Aim
Pictures are not part of the copy; repeat everything else in the records exactly.

— Start of Task material —

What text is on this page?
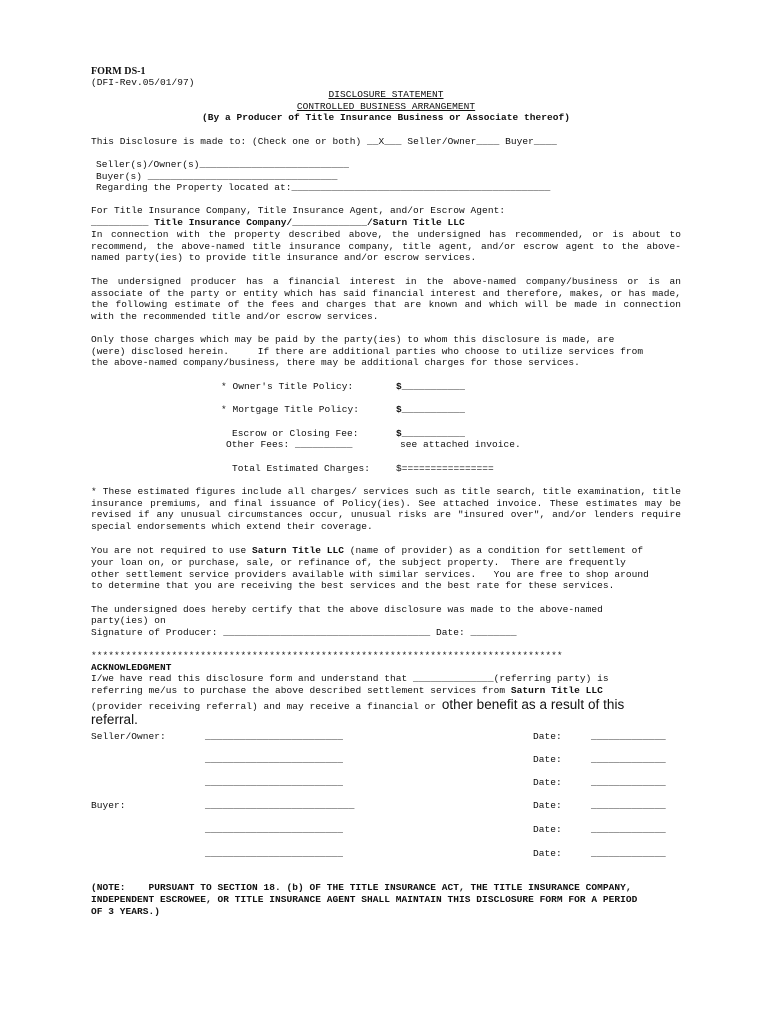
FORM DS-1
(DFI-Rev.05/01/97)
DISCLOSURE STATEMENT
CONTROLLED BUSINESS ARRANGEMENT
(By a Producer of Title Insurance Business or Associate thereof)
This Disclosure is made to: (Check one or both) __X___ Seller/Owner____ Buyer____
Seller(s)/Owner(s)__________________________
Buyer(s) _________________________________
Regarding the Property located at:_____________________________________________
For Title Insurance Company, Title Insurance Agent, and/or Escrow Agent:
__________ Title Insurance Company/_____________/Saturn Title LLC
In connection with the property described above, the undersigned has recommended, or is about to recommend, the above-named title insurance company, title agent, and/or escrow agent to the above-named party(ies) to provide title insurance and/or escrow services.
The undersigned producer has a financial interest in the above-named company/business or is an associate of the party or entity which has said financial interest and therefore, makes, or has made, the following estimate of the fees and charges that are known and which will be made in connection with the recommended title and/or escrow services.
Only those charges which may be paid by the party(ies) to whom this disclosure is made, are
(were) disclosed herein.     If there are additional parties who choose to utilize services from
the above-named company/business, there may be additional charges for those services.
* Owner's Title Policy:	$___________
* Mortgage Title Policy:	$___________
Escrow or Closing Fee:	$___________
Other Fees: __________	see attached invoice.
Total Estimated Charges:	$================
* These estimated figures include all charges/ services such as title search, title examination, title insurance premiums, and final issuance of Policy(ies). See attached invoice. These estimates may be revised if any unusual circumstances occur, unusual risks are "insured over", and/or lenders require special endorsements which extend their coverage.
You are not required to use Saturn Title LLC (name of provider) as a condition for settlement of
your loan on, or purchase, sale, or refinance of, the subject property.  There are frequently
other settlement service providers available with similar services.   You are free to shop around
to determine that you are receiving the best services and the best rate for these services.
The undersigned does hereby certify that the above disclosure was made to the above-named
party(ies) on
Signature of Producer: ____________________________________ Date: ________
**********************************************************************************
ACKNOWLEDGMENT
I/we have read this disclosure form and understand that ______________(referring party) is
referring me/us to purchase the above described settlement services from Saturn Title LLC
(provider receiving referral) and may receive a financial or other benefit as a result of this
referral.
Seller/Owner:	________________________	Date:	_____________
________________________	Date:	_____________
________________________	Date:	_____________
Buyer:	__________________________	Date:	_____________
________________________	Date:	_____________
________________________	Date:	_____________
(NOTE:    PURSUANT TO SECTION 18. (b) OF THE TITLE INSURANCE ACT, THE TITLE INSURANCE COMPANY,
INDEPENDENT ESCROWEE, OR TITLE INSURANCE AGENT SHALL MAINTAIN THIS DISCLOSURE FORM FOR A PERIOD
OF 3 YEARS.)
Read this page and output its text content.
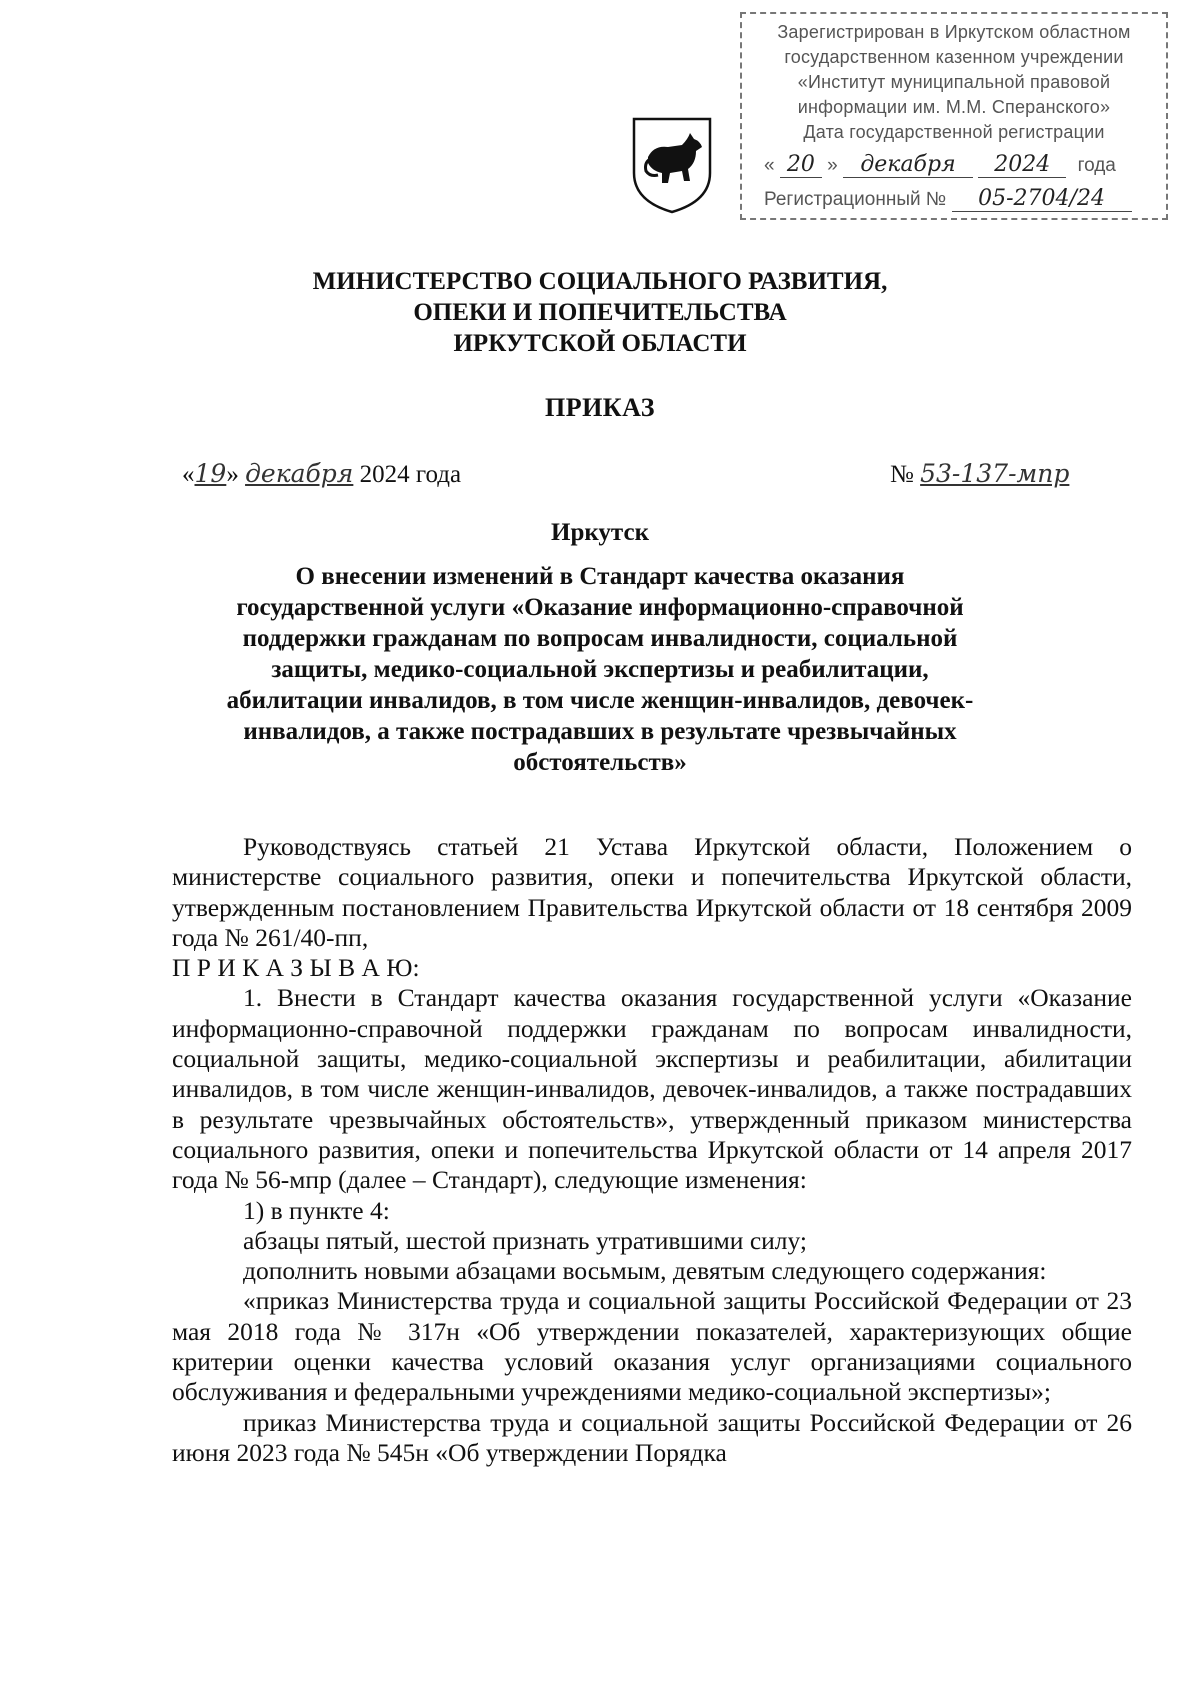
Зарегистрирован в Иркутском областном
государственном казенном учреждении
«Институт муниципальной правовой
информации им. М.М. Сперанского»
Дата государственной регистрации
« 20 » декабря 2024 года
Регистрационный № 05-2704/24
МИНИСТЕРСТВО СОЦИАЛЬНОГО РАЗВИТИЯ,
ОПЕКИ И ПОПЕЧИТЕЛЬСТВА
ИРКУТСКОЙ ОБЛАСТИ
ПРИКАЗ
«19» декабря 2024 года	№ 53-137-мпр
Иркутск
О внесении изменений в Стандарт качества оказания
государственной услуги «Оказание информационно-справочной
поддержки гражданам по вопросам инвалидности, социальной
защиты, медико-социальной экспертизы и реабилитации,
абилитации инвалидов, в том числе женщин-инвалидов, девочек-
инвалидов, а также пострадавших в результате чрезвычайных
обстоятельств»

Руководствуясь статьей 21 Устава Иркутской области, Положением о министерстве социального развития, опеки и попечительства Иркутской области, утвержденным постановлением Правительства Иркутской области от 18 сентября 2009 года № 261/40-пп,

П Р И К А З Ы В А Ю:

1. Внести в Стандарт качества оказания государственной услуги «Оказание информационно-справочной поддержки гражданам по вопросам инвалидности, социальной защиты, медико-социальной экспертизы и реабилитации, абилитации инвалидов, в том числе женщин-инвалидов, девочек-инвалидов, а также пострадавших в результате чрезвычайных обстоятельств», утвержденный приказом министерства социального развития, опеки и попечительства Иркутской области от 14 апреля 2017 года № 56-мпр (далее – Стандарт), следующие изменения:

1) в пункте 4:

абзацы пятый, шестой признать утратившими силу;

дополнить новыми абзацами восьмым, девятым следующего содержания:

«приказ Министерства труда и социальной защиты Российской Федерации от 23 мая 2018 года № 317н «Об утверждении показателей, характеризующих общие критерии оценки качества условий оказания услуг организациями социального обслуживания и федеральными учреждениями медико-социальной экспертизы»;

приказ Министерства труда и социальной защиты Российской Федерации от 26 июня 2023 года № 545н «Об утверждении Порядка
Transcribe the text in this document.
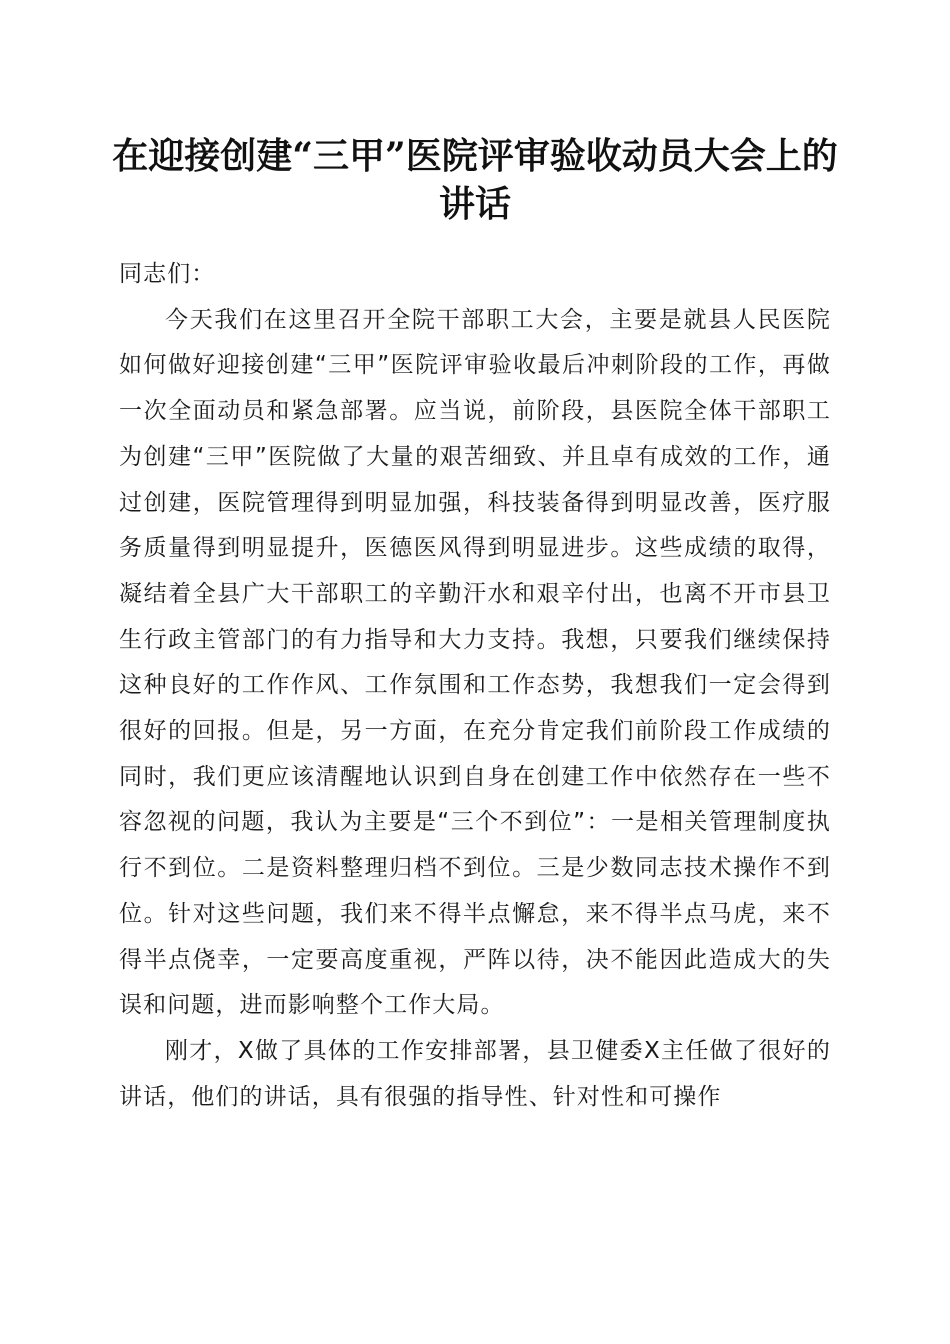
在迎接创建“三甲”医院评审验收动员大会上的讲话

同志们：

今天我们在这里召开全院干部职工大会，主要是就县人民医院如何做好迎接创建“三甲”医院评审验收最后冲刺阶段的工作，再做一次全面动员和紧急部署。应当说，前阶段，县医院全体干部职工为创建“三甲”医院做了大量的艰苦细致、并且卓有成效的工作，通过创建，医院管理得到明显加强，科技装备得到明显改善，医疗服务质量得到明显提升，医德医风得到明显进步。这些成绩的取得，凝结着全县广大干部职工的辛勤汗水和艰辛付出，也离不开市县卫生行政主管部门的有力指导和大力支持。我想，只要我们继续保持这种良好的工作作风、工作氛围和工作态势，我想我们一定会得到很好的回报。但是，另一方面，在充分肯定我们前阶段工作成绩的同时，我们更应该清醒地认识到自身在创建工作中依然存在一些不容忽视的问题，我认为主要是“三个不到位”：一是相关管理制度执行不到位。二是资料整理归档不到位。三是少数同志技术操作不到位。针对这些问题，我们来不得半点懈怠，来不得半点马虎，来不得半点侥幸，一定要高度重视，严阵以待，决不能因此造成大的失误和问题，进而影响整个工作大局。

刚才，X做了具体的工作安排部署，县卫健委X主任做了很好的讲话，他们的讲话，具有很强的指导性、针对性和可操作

— End of Task material —

Answer to the problem
What text is on this page?
FORM DS-1
(DFI-Rev.05/01/97)
DISCLOSURE STATEMENT
CONTROLLED BUSINESS ARRANGEMENT
(By a Producer of Title Insurance Business or Associate thereof)
This Disclosure is made to: (Check one or both) __X___ Seller/Owner____ Buyer____
Seller(s)/Owner(s)__________________________
Buyer(s) _________________________________
Regarding the Property located at:_____________________________________________
For Title Insurance Company, Title Insurance Agent, and/or Escrow Agent:
__________ Title Insurance Company/_____________/Saturn Title LLC
In connection with the property described above, the undersigned has recommended, or is about to recommend, the above-named title insurance company, title agent, and/or escrow agent to the above-named party(ies) to provide title insurance and/or escrow services.
The undersigned producer has a financial interest in the above-named company/business or is an associate of the party or entity which has said financial interest and therefore, makes, or has made, the following estimate of the fees and charges that are known and which will be made in connection with the recommended title and/or escrow services.
Only those charges which may be paid by the party(ies) to whom this disclosure is made, are
(were) disclosed herein.     If there are additional parties who choose to utilize services from
the above-named company/business, there may be additional charges for those services.
* Owner's Title Policy:	$___________
* Mortgage Title Policy:	$___________
Escrow or Closing Fee:	$___________
Other Fees: __________	see attached invoice.
Total Estimated Charges:	$================
* These estimated figures include all charges/ services such as title search, title examination, title insurance premiums, and final issuance of Policy(ies). See attached invoice. These estimates may be revised if any unusual circumstances occur, unusual risks are "insured over", and/or lenders require special endorsements which extend their coverage.
You are not required to use Saturn Title LLC (name of provider) as a condition for settlement of
your loan on, or purchase, sale, or refinance of, the subject property.  There are frequently
other settlement service providers available with similar services.   You are free to shop around
to determine that you are receiving the best services and the best rate for these services.
The undersigned does hereby certify that the above disclosure was made to the above-named
party(ies) on
Signature of Producer: ____________________________________ Date: ________
**********************************************************************************
ACKNOWLEDGMENT
I/we have read this disclosure form and understand that ______________(referring party) is
referring me/us to purchase the above described settlement services from Saturn Title LLC
(provider receiving referral) and may receive a financial or other benefit as a result of this
referral.
Seller/Owner:	________________________	Date:	_____________
________________________	Date:	_____________
________________________	Date:	_____________
Buyer:	__________________________	Date:	_____________
________________________	Date:	_____________
________________________	Date:	_____________
(NOTE:    PURSUANT TO SECTION 18. (b) OF THE TITLE INSURANCE ACT, THE TITLE INSURANCE COMPANY,
INDEPENDENT ESCROWEE, OR TITLE INSURANCE AGENT SHALL MAINTAIN THIS DISCLOSURE FORM FOR A PERIOD
OF 3 YEARS.)
Read this page and output its text content.
Зарегистрирован в Иркутском областном
государственном казенном учреждении
«Институт муниципальной правовой
информации им. М.М. Сперанского»
Дата государственной регистрации
« 20 » декабря 2024 года
Регистрационный № 05-2704/24
МИНИСТЕРСТВО СОЦИАЛЬНОГО РАЗВИТИЯ,
ОПЕКИ И ПОПЕЧИТЕЛЬСТВА
ИРКУТСКОЙ ОБЛАСТИ
ПРИКАЗ
«19» декабря 2024 года	№ 53-137-мпр
Иркутск
О внесении изменений в Стандарт качества оказания
государственной услуги «Оказание информационно-справочной
поддержки гражданам по вопросам инвалидности, социальной
защиты, медико-социальной экспертизы и реабилитации,
абилитации инвалидов, в том числе женщин-инвалидов, девочек-
инвалидов, а также пострадавших в результате чрезвычайных
обстоятельств»

Руководствуясь статьей 21 Устава Иркутской области, Положением о министерстве социального развития, опеки и попечительства Иркутской области, утвержденным постановлением Правительства Иркутской области от 18 сентября 2009 года № 261/40-пп,

П Р И К А З Ы В А Ю:

1. Внести в Стандарт качества оказания государственной услуги «Оказание информационно-справочной поддержки гражданам по вопросам инвалидности, социальной защиты, медико-социальной экспертизы и реабилитации, абилитации инвалидов, в том числе женщин-инвалидов, девочек-инвалидов, а также пострадавших в результате чрезвычайных обстоятельств», утвержденный приказом министерства социального развития, опеки и попечительства Иркутской области от 14 апреля 2017 года № 56-мпр (далее – Стандарт), следующие изменения:

1) в пункте 4:

абзацы пятый, шестой признать утратившими силу;

дополнить новыми абзацами восьмым, девятым следующего содержания:

«приказ Министерства труда и социальной защиты Российской Федерации от 23 мая 2018 года № 317н «Об утверждении показателей, характеризующих общие критерии оценки качества условий оказания услуг организациями социального обслуживания и федеральными учреждениями медико-социальной экспертизы»;

приказ Министерства труда и социальной защиты Российской Федерации от 26 июня 2023 года № 545н «Об утверждении Порядка
Transcribe the text in this document.
在迎接创建“三甲”医院评审验收动员大会上的讲话

同志们：

今天我们在这里召开全院干部职工大会，主要是就县人民医院如何做好迎接创建“三甲”医院评审验收最后冲刺阶段的工作，再做一次全面动员和紧急部署。应当说，前阶段，县医院全体干部职工为创建“三甲”医院做了大量的艰苦细致、并且卓有成效的工作，通过创建，医院管理得到明显加强，科技装备得到明显改善，医疗服务质量得到明显提升，医德医风得到明显进步。这些成绩的取得，凝结着全县广大干部职工的辛勤汗水和艰辛付出，也离不开市县卫生行政主管部门的有力指导和大力支持。我想，只要我们继续保持这种良好的工作作风、工作氛围和工作态势，我想我们一定会得到很好的回报。但是，另一方面，在充分肯定我们前阶段工作成绩的同时，我们更应该清醒地认识到自身在创建工作中依然存在一些不容忽视的问题，我认为主要是“三个不到位”：一是相关管理制度执行不到位。二是资料整理归档不到位。三是少数同志技术操作不到位。针对这些问题，我们来不得半点懈怠，来不得半点马虎，来不得半点侥幸，一定要高度重视，严阵以待，决不能因此造成大的失误和问题，进而影响整个工作大局。

刚才，X做了具体的工作安排部署，县卫健委X主任做了很好的讲话，他们的讲话，具有很强的指导性、针对性和可操作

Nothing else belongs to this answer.